* _Input data_:
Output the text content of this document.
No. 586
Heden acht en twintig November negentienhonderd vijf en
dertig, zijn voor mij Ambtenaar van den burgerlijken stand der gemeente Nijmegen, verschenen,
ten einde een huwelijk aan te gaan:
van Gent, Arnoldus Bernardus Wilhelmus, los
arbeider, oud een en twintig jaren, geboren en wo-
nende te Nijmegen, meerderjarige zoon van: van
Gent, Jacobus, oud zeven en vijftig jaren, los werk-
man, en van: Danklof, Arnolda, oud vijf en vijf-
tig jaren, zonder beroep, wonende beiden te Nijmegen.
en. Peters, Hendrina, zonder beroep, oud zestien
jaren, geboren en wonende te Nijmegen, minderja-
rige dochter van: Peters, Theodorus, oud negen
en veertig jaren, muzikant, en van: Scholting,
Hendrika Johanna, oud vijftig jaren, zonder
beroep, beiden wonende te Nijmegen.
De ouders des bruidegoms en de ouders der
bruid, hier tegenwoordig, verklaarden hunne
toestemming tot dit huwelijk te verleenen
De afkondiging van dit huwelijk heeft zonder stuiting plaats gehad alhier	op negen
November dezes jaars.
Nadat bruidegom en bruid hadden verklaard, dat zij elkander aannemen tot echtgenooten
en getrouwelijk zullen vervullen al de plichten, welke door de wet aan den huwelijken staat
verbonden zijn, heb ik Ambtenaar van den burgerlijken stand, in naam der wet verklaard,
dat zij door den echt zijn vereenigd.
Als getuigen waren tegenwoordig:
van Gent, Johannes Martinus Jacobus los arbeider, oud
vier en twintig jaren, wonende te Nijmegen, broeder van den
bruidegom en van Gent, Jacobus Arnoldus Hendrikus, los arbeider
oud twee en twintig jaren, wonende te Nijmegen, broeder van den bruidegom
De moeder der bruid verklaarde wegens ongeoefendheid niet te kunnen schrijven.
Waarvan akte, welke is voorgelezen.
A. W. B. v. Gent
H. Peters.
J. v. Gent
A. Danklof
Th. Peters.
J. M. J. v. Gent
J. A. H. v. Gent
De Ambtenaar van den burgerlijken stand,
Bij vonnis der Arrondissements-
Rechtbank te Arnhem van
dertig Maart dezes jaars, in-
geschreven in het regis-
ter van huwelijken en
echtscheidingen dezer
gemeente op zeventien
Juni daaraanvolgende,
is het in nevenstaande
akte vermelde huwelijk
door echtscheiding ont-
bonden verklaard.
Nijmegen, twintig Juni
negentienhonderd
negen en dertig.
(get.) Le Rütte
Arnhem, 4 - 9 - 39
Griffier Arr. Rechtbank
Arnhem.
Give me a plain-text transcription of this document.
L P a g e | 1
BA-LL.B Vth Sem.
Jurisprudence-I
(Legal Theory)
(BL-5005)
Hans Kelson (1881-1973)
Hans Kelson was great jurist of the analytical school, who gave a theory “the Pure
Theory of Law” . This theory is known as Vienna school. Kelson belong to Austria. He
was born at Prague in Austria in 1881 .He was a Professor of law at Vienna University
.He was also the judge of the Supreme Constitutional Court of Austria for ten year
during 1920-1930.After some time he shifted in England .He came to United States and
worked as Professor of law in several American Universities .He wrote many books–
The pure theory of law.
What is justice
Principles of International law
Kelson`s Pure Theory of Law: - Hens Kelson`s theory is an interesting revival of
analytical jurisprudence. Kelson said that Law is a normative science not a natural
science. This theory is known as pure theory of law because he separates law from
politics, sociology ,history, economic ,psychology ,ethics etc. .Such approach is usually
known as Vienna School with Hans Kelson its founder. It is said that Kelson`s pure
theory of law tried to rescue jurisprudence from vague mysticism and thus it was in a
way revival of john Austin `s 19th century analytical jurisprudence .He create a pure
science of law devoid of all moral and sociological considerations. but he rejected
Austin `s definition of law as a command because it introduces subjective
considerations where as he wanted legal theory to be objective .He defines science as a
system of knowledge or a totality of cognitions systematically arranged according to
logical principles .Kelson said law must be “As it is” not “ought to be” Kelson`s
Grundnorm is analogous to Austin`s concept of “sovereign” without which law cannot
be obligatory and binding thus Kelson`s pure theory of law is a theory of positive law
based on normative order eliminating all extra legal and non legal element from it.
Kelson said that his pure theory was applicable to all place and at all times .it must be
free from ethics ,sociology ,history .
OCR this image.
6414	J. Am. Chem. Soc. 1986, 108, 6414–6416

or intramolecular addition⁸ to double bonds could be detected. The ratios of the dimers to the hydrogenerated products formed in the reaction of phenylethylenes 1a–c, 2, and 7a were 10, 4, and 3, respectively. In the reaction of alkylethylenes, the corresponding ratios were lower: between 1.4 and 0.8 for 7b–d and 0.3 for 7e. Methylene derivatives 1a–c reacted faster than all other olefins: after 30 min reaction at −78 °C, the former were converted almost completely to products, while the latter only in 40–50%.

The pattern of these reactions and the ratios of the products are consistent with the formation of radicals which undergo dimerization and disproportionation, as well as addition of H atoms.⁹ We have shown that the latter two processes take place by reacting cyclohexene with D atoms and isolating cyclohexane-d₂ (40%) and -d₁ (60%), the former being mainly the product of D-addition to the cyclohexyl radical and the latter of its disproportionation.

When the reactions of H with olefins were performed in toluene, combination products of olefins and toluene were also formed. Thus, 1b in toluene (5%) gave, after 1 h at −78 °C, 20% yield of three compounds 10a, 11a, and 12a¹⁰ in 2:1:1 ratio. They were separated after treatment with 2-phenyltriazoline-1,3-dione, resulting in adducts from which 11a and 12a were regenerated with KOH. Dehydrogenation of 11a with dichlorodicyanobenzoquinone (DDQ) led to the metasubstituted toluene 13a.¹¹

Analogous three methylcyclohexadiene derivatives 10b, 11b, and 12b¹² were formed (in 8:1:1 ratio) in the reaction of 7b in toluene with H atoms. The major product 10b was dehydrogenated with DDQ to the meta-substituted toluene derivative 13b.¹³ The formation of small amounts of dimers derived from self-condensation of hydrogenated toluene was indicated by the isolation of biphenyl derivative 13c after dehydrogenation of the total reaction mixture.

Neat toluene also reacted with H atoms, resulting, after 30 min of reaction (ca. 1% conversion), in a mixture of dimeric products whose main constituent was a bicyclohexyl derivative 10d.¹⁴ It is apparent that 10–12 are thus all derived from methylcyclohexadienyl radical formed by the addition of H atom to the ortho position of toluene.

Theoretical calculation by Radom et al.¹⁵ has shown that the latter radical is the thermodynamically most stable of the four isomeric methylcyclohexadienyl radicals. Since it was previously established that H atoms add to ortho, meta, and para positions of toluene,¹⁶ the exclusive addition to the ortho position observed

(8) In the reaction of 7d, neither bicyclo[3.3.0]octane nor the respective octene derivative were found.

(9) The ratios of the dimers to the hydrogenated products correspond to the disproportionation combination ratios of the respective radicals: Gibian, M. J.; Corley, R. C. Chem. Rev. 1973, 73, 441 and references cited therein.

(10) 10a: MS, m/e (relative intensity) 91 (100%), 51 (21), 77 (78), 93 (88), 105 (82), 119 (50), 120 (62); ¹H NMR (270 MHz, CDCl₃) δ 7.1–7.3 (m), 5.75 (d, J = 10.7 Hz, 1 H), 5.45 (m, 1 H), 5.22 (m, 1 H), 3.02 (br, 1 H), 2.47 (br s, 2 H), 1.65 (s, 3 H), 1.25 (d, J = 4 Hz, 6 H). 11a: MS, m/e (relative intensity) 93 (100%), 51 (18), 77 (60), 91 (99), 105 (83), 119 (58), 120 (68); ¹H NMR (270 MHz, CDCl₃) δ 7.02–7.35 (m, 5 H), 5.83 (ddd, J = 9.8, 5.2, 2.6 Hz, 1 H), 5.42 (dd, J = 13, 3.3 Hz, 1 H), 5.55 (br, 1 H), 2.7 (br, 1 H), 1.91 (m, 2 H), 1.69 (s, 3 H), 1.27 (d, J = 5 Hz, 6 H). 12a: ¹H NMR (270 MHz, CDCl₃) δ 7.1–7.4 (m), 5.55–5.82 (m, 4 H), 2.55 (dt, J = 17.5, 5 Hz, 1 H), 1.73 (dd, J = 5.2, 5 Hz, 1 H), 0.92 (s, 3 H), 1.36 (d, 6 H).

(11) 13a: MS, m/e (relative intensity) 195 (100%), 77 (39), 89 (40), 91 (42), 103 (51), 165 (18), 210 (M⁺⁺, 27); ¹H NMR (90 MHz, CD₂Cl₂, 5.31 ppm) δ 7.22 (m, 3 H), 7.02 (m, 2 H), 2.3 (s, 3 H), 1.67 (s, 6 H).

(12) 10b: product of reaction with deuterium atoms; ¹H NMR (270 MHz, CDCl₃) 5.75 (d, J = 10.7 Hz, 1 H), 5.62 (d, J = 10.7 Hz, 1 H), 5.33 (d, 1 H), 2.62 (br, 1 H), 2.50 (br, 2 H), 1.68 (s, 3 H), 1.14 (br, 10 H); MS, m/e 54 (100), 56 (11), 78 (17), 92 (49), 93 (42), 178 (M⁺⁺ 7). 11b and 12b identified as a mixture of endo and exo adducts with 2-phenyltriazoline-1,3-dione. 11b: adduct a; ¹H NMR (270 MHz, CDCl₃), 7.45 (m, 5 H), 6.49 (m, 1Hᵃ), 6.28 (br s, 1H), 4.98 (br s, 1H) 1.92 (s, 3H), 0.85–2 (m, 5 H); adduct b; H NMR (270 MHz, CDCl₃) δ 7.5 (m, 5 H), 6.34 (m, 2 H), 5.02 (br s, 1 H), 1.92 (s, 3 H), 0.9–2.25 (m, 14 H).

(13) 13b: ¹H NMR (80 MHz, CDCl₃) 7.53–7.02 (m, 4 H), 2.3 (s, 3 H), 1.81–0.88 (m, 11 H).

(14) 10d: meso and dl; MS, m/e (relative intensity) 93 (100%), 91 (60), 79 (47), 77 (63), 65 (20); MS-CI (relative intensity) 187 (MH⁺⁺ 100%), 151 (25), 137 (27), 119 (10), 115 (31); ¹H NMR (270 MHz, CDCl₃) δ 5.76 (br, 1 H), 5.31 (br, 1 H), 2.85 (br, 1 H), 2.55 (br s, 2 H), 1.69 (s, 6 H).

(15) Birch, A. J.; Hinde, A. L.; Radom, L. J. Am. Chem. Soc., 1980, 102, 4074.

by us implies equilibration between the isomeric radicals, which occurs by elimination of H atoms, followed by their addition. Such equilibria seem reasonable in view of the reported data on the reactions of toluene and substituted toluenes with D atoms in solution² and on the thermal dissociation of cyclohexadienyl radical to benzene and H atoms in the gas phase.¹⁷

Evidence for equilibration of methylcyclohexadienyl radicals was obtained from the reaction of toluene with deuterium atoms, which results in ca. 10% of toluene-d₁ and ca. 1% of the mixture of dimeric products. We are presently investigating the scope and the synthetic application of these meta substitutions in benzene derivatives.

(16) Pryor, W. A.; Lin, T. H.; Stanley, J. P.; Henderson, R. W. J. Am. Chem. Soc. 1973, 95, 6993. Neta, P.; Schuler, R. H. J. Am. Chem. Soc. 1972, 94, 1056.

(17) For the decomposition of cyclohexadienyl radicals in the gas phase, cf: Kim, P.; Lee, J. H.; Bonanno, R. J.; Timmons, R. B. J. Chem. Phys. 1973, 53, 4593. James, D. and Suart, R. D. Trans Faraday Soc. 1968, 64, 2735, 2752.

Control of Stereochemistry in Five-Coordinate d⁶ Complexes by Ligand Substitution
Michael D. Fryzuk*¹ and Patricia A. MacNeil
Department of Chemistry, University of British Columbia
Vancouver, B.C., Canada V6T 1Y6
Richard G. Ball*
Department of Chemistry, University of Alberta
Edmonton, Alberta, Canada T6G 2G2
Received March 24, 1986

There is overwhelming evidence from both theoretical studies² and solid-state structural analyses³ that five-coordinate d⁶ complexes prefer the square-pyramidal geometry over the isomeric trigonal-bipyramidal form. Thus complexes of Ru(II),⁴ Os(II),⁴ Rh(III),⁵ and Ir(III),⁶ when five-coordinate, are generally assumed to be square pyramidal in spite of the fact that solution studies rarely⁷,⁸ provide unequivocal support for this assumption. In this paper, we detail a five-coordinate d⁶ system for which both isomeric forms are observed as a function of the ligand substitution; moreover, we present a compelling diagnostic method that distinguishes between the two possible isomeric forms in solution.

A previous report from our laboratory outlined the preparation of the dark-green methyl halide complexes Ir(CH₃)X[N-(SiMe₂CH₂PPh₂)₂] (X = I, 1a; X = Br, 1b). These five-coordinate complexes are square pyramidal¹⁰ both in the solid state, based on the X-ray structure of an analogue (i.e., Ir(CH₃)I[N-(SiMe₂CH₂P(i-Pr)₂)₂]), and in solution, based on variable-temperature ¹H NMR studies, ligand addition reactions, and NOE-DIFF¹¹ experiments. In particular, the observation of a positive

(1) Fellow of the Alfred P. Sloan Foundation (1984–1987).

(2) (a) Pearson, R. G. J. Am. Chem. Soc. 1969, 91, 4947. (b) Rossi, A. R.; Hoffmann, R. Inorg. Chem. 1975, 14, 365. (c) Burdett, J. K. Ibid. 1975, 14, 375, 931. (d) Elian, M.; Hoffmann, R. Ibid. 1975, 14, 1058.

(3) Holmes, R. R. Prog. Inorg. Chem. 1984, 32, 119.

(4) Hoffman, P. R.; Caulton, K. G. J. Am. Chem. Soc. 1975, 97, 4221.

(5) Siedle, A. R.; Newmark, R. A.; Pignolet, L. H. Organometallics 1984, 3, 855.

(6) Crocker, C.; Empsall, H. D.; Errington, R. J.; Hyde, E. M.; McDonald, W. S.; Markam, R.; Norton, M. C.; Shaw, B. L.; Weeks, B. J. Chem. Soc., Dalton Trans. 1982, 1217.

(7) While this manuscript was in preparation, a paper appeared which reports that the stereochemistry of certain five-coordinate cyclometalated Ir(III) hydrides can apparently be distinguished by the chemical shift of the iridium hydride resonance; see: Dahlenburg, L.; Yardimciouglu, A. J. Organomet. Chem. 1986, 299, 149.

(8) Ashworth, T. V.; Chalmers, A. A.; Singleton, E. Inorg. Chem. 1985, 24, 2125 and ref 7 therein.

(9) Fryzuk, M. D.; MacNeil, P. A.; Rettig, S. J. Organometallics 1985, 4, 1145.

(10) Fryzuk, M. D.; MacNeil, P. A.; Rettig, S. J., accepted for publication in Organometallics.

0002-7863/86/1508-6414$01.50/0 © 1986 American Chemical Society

* _Written task_:
Review the preceding data and report every line that includes the string "Austria".

* _Result of this task_:
Theory of Law” . This theory is known as Vienna school. Kelson belong to Austria. He
was born at Prague in Austria in 1881 .He was a Professor of law at Vienna University
.He was also the judge of the Supreme Constitutional Court of Austria for ten year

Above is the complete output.